▶ _Set problem_
Return the whole listing, line for line, without the pictures in it.

---*---

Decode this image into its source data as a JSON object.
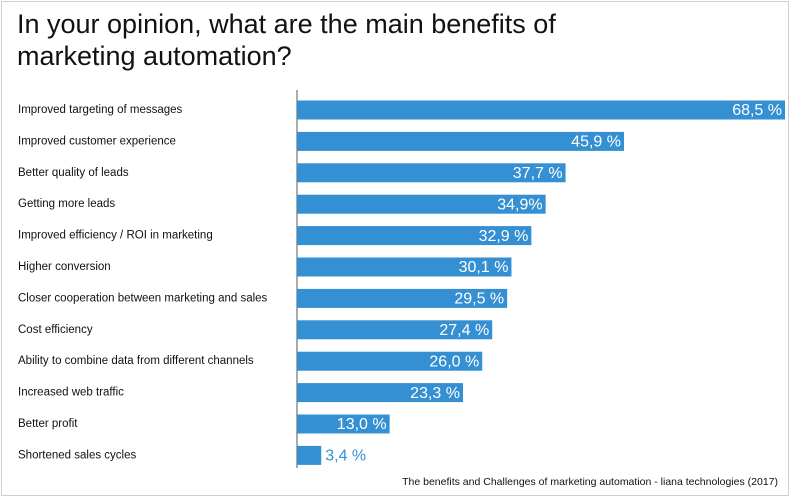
{
  "chart_data": {
    "type": "bar",
    "orientation": "horizontal",
    "title": "In your opinion, what are the main benefits of marketing automation?",
    "source": "The benefits and Challenges of marketing automation - liana technologies (2017)",
    "categories": [
      "Improved targeting of messages",
      "Improved customer experience",
      "Better quality of leads",
      "Getting more leads",
      "Improved efficiency / ROI in marketing",
      "Higher conversion",
      "Closer cooperation between marketing and sales",
      "Cost efficiency",
      "Ability to combine data from different channels",
      "Increased web traffic",
      "Better profit",
      "Shortened sales cycles"
    ],
    "values": [
      68.5,
      45.9,
      37.7,
      34.9,
      32.9,
      30.1,
      29.5,
      27.4,
      26.0,
      23.3,
      13.0,
      3.4
    ],
    "value_labels": [
      "68,5 %",
      "45,9 %",
      "37,7 %",
      "34,9%",
      "32,9 %",
      "30,1 %",
      "29,5 %",
      "27,4 %",
      "26,0 %",
      "23,3 %",
      "13,0 %",
      "3,4 %"
    ],
    "color": "#3490d3"
  }
}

---*---

▶ _Right answer_
Decode this image into its source data as a JSON object.
{
  "chart_data": {
    "type": "bar",
    "orientation": "horizontal",
    "title": "In your opinion, what are the main benefits of marketing automation?",
    "source": "The benefits and Challenges of marketing automation - liana technologies (2017)",
    "categories": [
      "Improved targeting of messages",
      "Improved customer experience",
      "Better quality of leads",
      "Getting more leads",
      "Improved efficiency / ROI in marketing",
      "Higher conversion",
      "Closer cooperation between marketing and sales",
      "Cost efficiency",
      "Ability to combine data from different channels",
      "Increased web traffic",
      "Better profit",
      "Shortened sales cycles"
    ],
    "values": [
      68.5,
      45.9,
      37.7,
      34.9,
      32.9,
      30.1,
      29.5,
      27.4,
      26.0,
      23.3,
      13.0,
      3.4
    ],
    "value_labels": [
      "68,5 %",
      "45,9 %",
      "37,7 %",
      "34,9%",
      "32,9 %",
      "30,1 %",
      "29,5 %",
      "27,4 %",
      "26,0 %",
      "23,3 %",
      "13,0 %",
      "3,4 %"
    ],
    "color": "#3490d3"
  }
}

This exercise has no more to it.